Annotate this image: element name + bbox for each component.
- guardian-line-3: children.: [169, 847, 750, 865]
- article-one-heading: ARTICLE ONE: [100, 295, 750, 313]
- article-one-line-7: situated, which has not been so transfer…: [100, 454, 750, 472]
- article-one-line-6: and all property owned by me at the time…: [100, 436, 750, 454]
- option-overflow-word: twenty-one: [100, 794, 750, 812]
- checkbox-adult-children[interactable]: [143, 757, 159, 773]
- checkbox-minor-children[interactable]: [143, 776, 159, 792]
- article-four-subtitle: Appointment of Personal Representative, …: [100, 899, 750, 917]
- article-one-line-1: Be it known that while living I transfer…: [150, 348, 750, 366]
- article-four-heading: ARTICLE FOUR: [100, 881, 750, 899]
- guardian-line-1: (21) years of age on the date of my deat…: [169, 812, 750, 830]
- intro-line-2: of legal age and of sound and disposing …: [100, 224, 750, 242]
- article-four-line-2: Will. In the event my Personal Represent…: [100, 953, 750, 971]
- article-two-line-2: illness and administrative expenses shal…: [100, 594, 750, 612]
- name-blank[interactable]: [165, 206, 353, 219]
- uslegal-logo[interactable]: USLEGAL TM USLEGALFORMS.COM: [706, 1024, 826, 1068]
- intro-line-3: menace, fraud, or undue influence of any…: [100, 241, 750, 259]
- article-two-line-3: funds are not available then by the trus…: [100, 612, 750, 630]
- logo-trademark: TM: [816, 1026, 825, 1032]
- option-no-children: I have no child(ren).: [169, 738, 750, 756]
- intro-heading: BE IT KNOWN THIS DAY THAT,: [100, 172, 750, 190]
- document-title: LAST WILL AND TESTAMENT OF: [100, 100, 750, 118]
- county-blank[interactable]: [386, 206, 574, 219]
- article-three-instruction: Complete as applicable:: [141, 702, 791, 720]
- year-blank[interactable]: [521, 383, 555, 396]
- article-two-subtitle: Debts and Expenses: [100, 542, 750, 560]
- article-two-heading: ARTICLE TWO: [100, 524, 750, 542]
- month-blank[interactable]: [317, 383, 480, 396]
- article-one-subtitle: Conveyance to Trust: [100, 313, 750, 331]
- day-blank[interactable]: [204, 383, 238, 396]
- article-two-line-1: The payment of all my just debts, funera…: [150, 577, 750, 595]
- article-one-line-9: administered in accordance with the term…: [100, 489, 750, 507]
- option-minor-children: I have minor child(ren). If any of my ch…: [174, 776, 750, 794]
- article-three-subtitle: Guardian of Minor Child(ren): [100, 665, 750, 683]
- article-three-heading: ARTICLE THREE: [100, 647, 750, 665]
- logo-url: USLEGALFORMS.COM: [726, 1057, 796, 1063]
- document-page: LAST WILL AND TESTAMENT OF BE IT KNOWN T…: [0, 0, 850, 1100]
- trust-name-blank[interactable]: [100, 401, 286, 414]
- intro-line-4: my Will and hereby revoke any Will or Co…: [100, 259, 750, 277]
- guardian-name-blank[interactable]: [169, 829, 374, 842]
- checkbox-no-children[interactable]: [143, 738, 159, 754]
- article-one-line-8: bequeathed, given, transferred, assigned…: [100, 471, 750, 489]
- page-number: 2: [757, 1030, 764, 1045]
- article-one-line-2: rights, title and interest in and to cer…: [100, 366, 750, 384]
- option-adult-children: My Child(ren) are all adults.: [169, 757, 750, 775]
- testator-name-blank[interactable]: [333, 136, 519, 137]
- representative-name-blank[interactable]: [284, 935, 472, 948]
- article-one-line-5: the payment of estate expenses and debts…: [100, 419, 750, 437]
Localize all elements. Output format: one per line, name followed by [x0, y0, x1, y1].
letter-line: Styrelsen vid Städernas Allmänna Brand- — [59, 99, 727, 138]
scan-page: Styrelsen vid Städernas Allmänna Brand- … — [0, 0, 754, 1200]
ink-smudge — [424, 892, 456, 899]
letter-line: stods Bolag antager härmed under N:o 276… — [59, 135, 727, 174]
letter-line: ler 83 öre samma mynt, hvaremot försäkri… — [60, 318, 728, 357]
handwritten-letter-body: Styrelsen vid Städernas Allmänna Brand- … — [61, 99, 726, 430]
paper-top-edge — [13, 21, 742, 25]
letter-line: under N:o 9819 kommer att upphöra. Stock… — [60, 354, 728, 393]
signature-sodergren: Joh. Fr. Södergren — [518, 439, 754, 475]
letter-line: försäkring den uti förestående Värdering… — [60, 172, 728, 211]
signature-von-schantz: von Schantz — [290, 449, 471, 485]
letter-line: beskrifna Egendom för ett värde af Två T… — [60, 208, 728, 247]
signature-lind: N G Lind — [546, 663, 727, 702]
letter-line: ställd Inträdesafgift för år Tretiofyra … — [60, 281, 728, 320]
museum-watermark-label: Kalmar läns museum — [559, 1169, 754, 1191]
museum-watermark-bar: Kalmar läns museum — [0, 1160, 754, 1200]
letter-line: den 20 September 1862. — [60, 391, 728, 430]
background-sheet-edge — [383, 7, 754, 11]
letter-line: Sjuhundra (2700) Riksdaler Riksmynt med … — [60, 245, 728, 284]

§ **Your task**: Reproduce every line of the listing above, word for word and in the same order, without changing anything.

§ **Exercise solution**:
Annotate this image: element name + bbox for each component.
- guardian-line-3: children.: [169, 847, 750, 865]
- article-one-heading: ARTICLE ONE: [100, 295, 750, 313]
- article-one-line-7: situated, which has not been so transfer…: [100, 454, 750, 472]
- article-one-line-6: and all property owned by me at the time…: [100, 436, 750, 454]
- option-overflow-word: twenty-one: [100, 794, 750, 812]
- checkbox-adult-children[interactable]: [143, 757, 159, 773]
- checkbox-minor-children[interactable]: [143, 776, 159, 792]
- article-four-subtitle: Appointment of Personal Representative, …: [100, 899, 750, 917]
- article-one-line-1: Be it known that while living I transfer…: [150, 348, 750, 366]
- article-four-heading: ARTICLE FOUR: [100, 881, 750, 899]
- guardian-line-1: (21) years of age on the date of my deat…: [169, 812, 750, 830]
- intro-line-2: of legal age and of sound and disposing …: [100, 224, 750, 242]
- article-four-line-2: Will. In the event my Personal Represent…: [100, 953, 750, 971]
- article-two-line-2: illness and administrative expenses shal…: [100, 594, 750, 612]
- name-blank[interactable]: [165, 206, 353, 219]
- uslegal-logo[interactable]: USLEGAL TM USLEGALFORMS.COM: [706, 1024, 826, 1068]
- intro-line-3: menace, fraud, or undue influence of any…: [100, 241, 750, 259]
- article-two-line-3: funds are not available then by the trus…: [100, 612, 750, 630]
- logo-trademark: TM: [816, 1026, 825, 1032]
- option-no-children: I have no child(ren).: [169, 738, 750, 756]
- intro-heading: BE IT KNOWN THIS DAY THAT,: [100, 172, 750, 190]
- document-title: LAST WILL AND TESTAMENT OF: [100, 100, 750, 118]
- county-blank[interactable]: [386, 206, 574, 219]
- article-three-instruction: Complete as applicable:: [141, 702, 791, 720]
- year-blank[interactable]: [521, 383, 555, 396]
- article-two-subtitle: Debts and Expenses: [100, 542, 750, 560]
- article-two-heading: ARTICLE TWO: [100, 524, 750, 542]
- month-blank[interactable]: [317, 383, 480, 396]
- article-one-subtitle: Conveyance to Trust: [100, 313, 750, 331]
- day-blank[interactable]: [204, 383, 238, 396]
- article-two-line-1: The payment of all my just debts, funera…: [150, 577, 750, 595]
- article-one-line-9: administered in accordance with the term…: [100, 489, 750, 507]
- option-minor-children: I have minor child(ren). If any of my ch…: [174, 776, 750, 794]
- article-three-subtitle: Guardian of Minor Child(ren): [100, 665, 750, 683]
- article-three-heading: ARTICLE THREE: [100, 647, 750, 665]
- logo-url: USLEGALFORMS.COM: [726, 1057, 796, 1063]
- document-page: LAST WILL AND TESTAMENT OF BE IT KNOWN T…: [0, 0, 850, 1100]
- trust-name-blank[interactable]: [100, 401, 286, 414]
- intro-line-4: my Will and hereby revoke any Will or Co…: [100, 259, 750, 277]
- guardian-name-blank[interactable]: [169, 829, 374, 842]
- checkbox-no-children[interactable]: [143, 738, 159, 754]
- article-one-line-8: bequeathed, given, transferred, assigned…: [100, 471, 750, 489]
- page-number: 2: [757, 1030, 764, 1045]
- article-one-line-2: rights, title and interest in and to cer…: [100, 366, 750, 384]
- option-adult-children: My Child(ren) are all adults.: [169, 757, 750, 775]
- testator-name-blank[interactable]: [333, 136, 519, 137]
- representative-name-blank[interactable]: [284, 935, 472, 948]
- article-one-line-5: the payment of estate expenses and debts…: [100, 419, 750, 437]
Localize all elements. Output format: one per line, name followed by [x0, y0, x1, y1].
letter-line: Styrelsen vid Städernas Allmänna Brand- — [59, 99, 727, 138]
scan-page: Styrelsen vid Städernas Allmänna Brand- … — [0, 0, 754, 1200]
ink-smudge — [424, 892, 456, 899]
letter-line: stods Bolag antager härmed under N:o 276… — [59, 135, 727, 174]
letter-line: ler 83 öre samma mynt, hvaremot försäkri… — [60, 318, 728, 357]
handwritten-letter-body: Styrelsen vid Städernas Allmänna Brand- … — [61, 99, 726, 430]
paper-top-edge — [13, 21, 742, 25]
letter-line: under N:o 9819 kommer att upphöra. Stock… — [60, 354, 728, 393]
signature-sodergren: Joh. Fr. Södergren — [518, 439, 754, 475]
letter-line: försäkring den uti förestående Värdering… — [60, 172, 728, 211]
signature-von-schantz: von Schantz — [290, 449, 471, 485]
letter-line: beskrifna Egendom för ett värde af Två T… — [60, 208, 728, 247]
signature-lind: N G Lind — [546, 663, 727, 702]
letter-line: ställd Inträdesafgift för år Tretiofyra … — [60, 281, 728, 320]
museum-watermark-label: Kalmar läns museum — [559, 1169, 754, 1191]
museum-watermark-bar: Kalmar läns museum — [0, 1160, 754, 1200]
letter-line: den 20 September 1862. — [60, 391, 728, 430]
background-sheet-edge — [383, 7, 754, 11]
letter-line: Sjuhundra (2700) Riksdaler Riksmynt med … — [60, 245, 728, 284]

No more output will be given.